- [Data rows]:
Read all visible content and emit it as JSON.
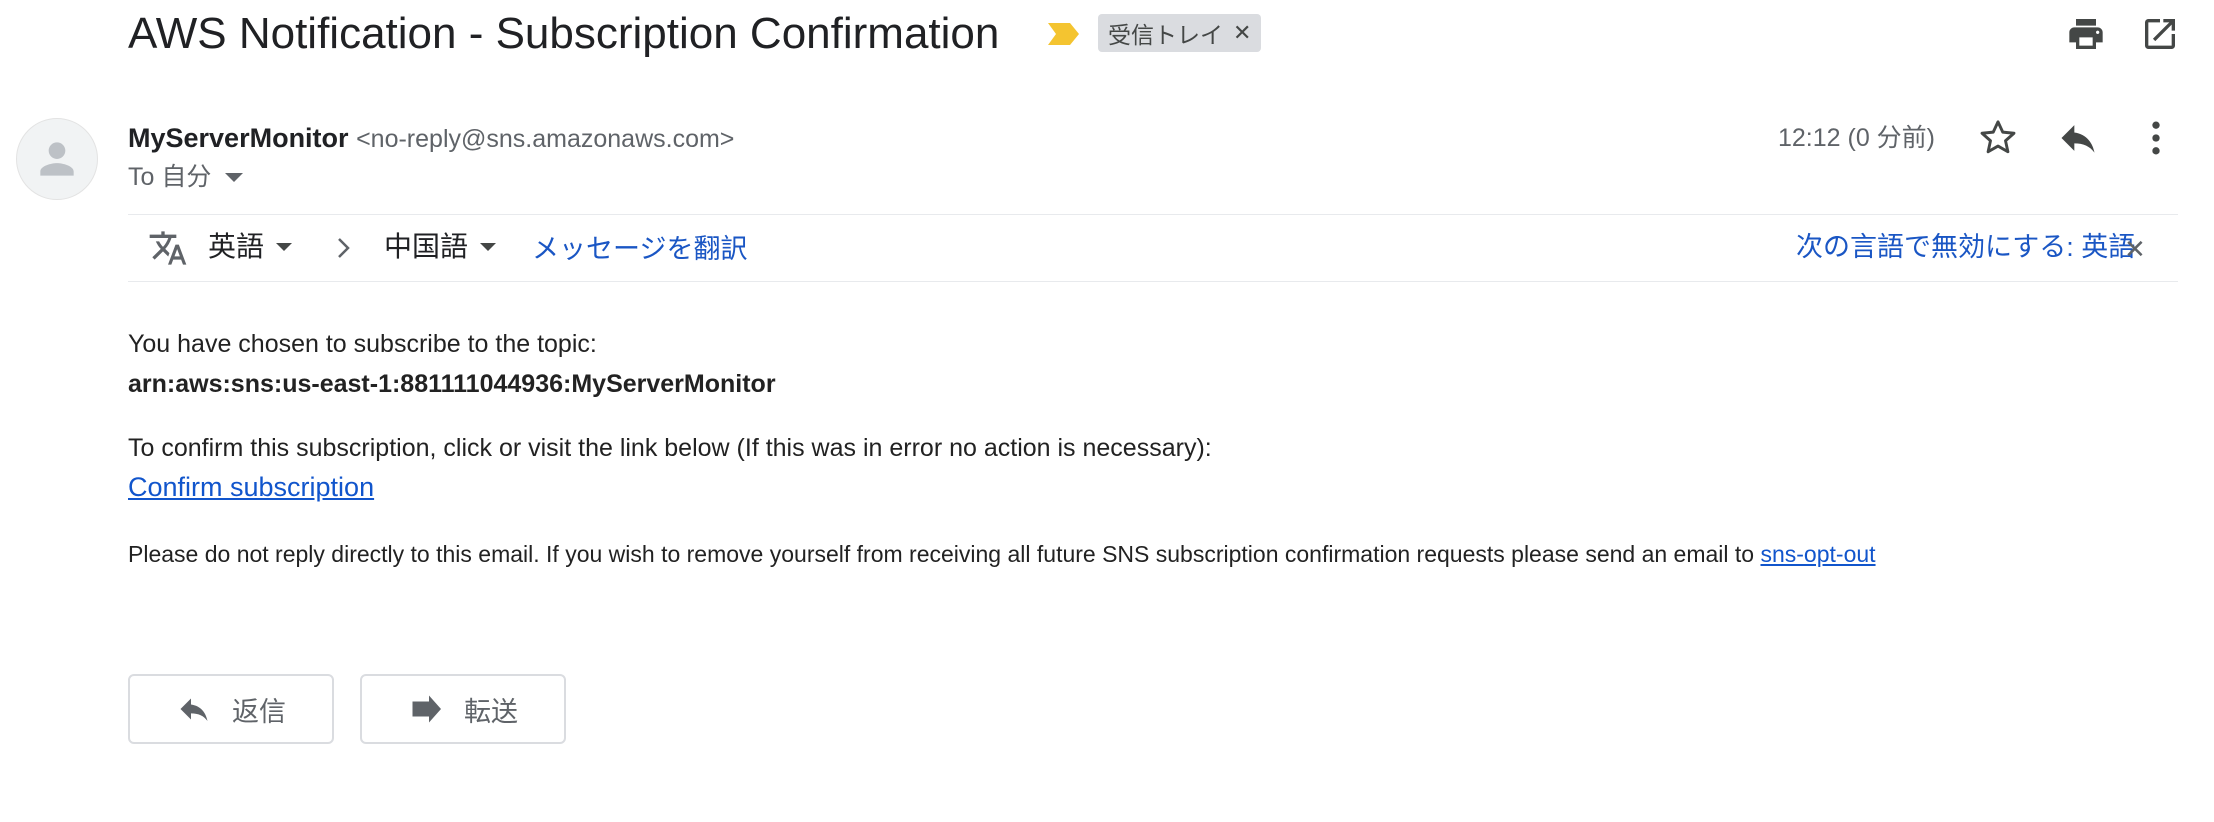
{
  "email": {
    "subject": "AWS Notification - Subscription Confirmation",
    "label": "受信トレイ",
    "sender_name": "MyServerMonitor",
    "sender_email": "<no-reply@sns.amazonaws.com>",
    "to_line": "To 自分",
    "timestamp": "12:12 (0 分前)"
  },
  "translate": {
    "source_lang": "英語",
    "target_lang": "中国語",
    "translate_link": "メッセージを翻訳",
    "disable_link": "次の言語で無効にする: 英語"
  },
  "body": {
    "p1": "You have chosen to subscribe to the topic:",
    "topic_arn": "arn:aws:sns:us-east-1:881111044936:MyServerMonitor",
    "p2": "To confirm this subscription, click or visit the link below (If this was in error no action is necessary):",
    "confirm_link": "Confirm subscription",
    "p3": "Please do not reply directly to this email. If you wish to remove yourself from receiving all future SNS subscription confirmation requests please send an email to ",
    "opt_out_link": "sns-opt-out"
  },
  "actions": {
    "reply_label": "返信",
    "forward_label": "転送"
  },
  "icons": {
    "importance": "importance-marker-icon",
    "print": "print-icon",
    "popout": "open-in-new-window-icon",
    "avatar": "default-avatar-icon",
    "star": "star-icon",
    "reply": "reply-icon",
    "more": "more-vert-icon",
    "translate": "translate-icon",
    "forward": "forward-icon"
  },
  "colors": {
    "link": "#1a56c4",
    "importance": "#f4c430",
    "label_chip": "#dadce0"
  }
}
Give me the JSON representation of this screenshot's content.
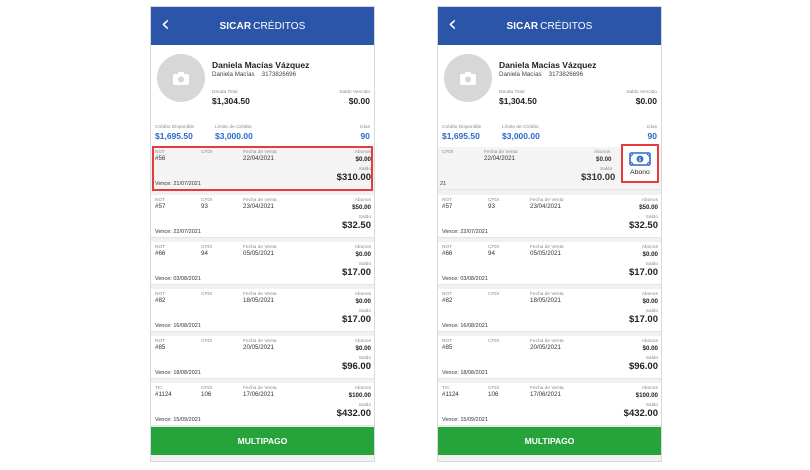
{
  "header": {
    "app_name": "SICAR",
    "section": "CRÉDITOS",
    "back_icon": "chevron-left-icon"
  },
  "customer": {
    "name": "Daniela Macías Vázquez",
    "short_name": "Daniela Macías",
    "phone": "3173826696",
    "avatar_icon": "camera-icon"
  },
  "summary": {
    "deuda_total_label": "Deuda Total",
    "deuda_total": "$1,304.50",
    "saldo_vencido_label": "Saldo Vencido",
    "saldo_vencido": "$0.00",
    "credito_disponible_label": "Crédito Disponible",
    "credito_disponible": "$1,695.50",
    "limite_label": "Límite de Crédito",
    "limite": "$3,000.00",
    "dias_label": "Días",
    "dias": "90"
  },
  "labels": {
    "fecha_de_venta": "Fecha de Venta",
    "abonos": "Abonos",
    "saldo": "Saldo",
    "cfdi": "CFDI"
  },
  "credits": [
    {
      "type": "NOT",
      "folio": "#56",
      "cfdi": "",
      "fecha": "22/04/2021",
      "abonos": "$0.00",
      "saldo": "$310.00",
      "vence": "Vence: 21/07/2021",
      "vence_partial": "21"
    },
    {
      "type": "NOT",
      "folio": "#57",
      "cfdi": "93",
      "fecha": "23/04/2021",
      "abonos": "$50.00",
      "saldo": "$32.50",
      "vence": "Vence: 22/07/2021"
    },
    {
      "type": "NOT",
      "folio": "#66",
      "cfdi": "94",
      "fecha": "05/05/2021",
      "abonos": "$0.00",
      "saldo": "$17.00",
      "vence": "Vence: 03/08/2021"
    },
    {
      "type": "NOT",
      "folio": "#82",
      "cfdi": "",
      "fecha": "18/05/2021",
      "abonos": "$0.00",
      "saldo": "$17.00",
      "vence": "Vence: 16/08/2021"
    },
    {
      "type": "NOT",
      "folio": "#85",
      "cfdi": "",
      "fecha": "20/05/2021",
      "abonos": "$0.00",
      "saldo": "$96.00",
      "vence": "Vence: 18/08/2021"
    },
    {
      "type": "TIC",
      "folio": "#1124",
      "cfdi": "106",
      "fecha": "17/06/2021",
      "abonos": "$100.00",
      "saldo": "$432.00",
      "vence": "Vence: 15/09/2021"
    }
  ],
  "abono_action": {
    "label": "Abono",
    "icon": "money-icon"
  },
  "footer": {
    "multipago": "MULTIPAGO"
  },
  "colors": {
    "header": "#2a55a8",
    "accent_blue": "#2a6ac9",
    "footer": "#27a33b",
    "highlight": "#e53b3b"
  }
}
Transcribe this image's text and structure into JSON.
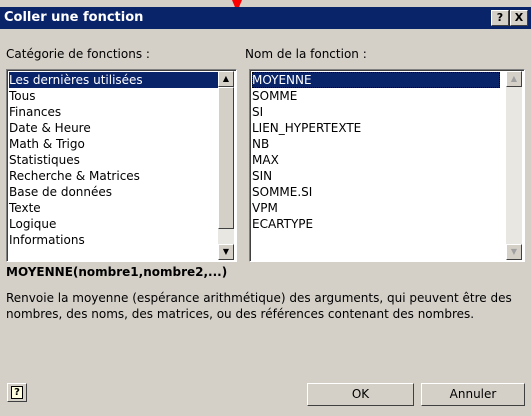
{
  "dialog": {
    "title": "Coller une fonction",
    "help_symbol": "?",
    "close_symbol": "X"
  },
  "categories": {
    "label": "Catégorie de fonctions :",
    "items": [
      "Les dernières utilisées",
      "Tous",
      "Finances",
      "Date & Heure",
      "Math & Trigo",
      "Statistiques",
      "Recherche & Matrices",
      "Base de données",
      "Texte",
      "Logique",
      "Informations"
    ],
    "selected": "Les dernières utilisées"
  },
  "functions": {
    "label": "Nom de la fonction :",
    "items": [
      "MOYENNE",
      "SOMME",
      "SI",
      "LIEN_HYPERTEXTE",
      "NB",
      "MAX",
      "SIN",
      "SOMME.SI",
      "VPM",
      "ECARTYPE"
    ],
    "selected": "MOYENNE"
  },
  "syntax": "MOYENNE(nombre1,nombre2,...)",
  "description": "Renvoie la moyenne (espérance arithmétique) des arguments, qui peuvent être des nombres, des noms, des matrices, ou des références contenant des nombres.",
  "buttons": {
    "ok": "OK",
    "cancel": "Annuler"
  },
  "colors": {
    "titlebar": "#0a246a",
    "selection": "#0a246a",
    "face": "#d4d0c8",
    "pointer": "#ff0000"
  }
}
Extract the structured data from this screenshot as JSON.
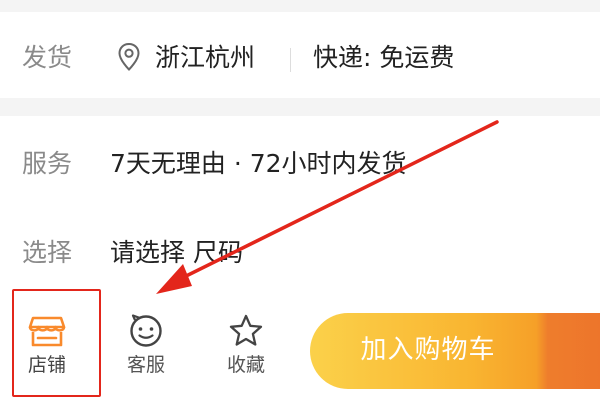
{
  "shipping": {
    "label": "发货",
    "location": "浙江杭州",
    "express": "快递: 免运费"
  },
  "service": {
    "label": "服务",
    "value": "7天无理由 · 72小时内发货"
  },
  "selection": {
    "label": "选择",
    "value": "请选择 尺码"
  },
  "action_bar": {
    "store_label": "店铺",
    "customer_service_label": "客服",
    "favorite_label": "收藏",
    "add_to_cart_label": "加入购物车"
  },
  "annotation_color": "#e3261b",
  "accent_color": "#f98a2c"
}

- [Required task]: Transcribe the full listing above exactly as it stands, minus the pictures.

- [Output of the task]:
Read all visible content and emit it as JSON.
{
  "email": {
    "subject": "AWS Notification - Subscription Confirmation",
    "label": "受信トレイ",
    "sender_name": "MyServerMonitor",
    "sender_email": "<no-reply@sns.amazonaws.com>",
    "to_line": "To 自分",
    "timestamp": "12:12 (0 分前)"
  },
  "translate": {
    "source_lang": "英語",
    "target_lang": "中国語",
    "translate_link": "メッセージを翻訳",
    "disable_link": "次の言語で無効にする: 英語"
  },
  "body": {
    "p1": "You have chosen to subscribe to the topic:",
    "topic_arn": "arn:aws:sns:us-east-1:881111044936:MyServerMonitor",
    "p2": "To confirm this subscription, click or visit the link below (If this was in error no action is necessary):",
    "confirm_link": "Confirm subscription",
    "p3": "Please do not reply directly to this email. If you wish to remove yourself from receiving all future SNS subscription confirmation requests please send an email to ",
    "opt_out_link": "sns-opt-out"
  },
  "actions": {
    "reply_label": "返信",
    "forward_label": "転送"
  },
  "icons": {
    "importance": "importance-marker-icon",
    "print": "print-icon",
    "popout": "open-in-new-window-icon",
    "avatar": "default-avatar-icon",
    "star": "star-icon",
    "reply": "reply-icon",
    "more": "more-vert-icon",
    "translate": "translate-icon",
    "forward": "forward-icon"
  },
  "colors": {
    "link": "#1a56c4",
    "importance": "#f4c430",
    "label_chip": "#dadce0"
  }
}
Give me the JSON representation of this screenshot's content.
{
  "header": {
    "app_name": "SICAR",
    "section": "CRÉDITOS",
    "back_icon": "chevron-left-icon"
  },
  "customer": {
    "name": "Daniela Macías Vázquez",
    "short_name": "Daniela Macías",
    "phone": "3173826696",
    "avatar_icon": "camera-icon"
  },
  "summary": {
    "deuda_total_label": "Deuda Total",
    "deuda_total": "$1,304.50",
    "saldo_vencido_label": "Saldo Vencido",
    "saldo_vencido": "$0.00",
    "credito_disponible_label": "Crédito Disponible",
    "credito_disponible": "$1,695.50",
    "limite_label": "Límite de Crédito",
    "limite": "$3,000.00",
    "dias_label": "Días",
    "dias": "90"
  },
  "labels": {
    "fecha_de_venta": "Fecha de Venta",
    "abonos": "Abonos",
    "saldo": "Saldo",
    "cfdi": "CFDI"
  },
  "credits": [
    {
      "type": "NOT",
      "folio": "#56",
      "cfdi": "",
      "fecha": "22/04/2021",
      "abonos": "$0.00",
      "saldo": "$310.00",
      "vence": "Vence: 21/07/2021",
      "vence_partial": "21"
    },
    {
      "type": "NOT",
      "folio": "#57",
      "cfdi": "93",
      "fecha": "23/04/2021",
      "abonos": "$50.00",
      "saldo": "$32.50",
      "vence": "Vence: 22/07/2021"
    },
    {
      "type": "NOT",
      "folio": "#66",
      "cfdi": "94",
      "fecha": "05/05/2021",
      "abonos": "$0.00",
      "saldo": "$17.00",
      "vence": "Vence: 03/08/2021"
    },
    {
      "type": "NOT",
      "folio": "#82",
      "cfdi": "",
      "fecha": "18/05/2021",
      "abonos": "$0.00",
      "saldo": "$17.00",
      "vence": "Vence: 16/08/2021"
    },
    {
      "type": "NOT",
      "folio": "#85",
      "cfdi": "",
      "fecha": "20/05/2021",
      "abonos": "$0.00",
      "saldo": "$96.00",
      "vence": "Vence: 18/08/2021"
    },
    {
      "type": "TIC",
      "folio": "#1124",
      "cfdi": "106",
      "fecha": "17/06/2021",
      "abonos": "$100.00",
      "saldo": "$432.00",
      "vence": "Vence: 15/09/2021"
    }
  ],
  "abono_action": {
    "label": "Abono",
    "icon": "money-icon"
  },
  "footer": {
    "multipago": "MULTIPAGO"
  },
  "colors": {
    "header": "#2a55a8",
    "accent_blue": "#2a6ac9",
    "footer": "#27a33b",
    "highlight": "#e53b3b"
  }
}
Transcribe this image's text and structure into JSON.
{
  "dialog": {
    "title": "Coller une fonction",
    "help_symbol": "?",
    "close_symbol": "X"
  },
  "categories": {
    "label": "Catégorie de fonctions :",
    "items": [
      "Les dernières utilisées",
      "Tous",
      "Finances",
      "Date & Heure",
      "Math & Trigo",
      "Statistiques",
      "Recherche & Matrices",
      "Base de données",
      "Texte",
      "Logique",
      "Informations"
    ],
    "selected": "Les dernières utilisées"
  },
  "functions": {
    "label": "Nom de la fonction :",
    "items": [
      "MOYENNE",
      "SOMME",
      "SI",
      "LIEN_HYPERTEXTE",
      "NB",
      "MAX",
      "SIN",
      "SOMME.SI",
      "VPM",
      "ECARTYPE"
    ],
    "selected": "MOYENNE"
  },
  "syntax": "MOYENNE(nombre1,nombre2,...)",
  "description": "Renvoie la moyenne (espérance arithmétique) des arguments, qui peuvent être des nombres, des noms, des matrices, ou des références contenant des nombres.",
  "buttons": {
    "ok": "OK",
    "cancel": "Annuler"
  },
  "colors": {
    "titlebar": "#0a246a",
    "selection": "#0a246a",
    "face": "#d4d0c8",
    "pointer": "#ff0000"
  }
}
Extract the structured data from this screenshot as JSON.
{
  "shipping": {
    "label": "发货",
    "location": "浙江杭州",
    "express": "快递: 免运费"
  },
  "service": {
    "label": "服务",
    "value": "7天无理由 · 72小时内发货"
  },
  "selection": {
    "label": "选择",
    "value": "请选择 尺码"
  },
  "action_bar": {
    "store_label": "店铺",
    "customer_service_label": "客服",
    "favorite_label": "收藏",
    "add_to_cart_label": "加入购物车"
  },
  "annotation_color": "#e3261b",
  "accent_color": "#f98a2c"
}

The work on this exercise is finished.